Copy every line of the records below that holds the word "realizados".

_Stored records:_
○ ○ ○ ○ ○ ○ ○

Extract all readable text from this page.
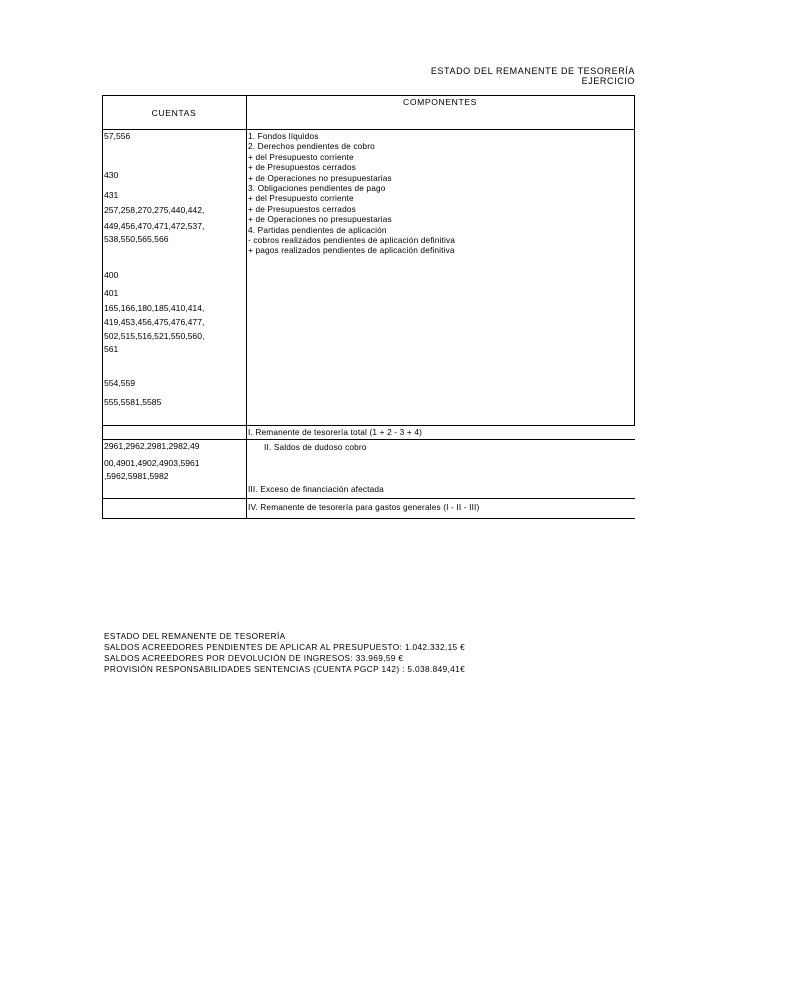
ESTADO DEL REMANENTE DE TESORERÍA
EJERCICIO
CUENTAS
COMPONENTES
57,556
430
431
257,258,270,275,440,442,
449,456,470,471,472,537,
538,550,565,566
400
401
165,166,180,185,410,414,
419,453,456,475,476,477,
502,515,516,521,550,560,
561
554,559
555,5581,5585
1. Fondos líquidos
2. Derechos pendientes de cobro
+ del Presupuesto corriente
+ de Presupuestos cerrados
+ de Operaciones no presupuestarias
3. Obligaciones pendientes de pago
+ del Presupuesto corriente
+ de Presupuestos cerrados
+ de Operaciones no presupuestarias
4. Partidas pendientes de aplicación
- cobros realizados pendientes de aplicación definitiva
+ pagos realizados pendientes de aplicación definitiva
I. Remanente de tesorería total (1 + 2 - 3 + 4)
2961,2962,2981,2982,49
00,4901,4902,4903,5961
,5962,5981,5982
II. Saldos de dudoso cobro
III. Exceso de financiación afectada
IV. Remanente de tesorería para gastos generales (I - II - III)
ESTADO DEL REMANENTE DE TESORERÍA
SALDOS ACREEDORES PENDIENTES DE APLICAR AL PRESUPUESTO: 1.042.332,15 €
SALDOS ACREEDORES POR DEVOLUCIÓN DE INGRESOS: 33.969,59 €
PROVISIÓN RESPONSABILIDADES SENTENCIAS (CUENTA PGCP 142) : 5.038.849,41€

○ ○ ○ ○ ○ ○ ○

_COMPLETED EXERCISE:_
- cobros realizados pendientes de aplicación definitiva
+ pagos realizados pendientes de aplicación definitiva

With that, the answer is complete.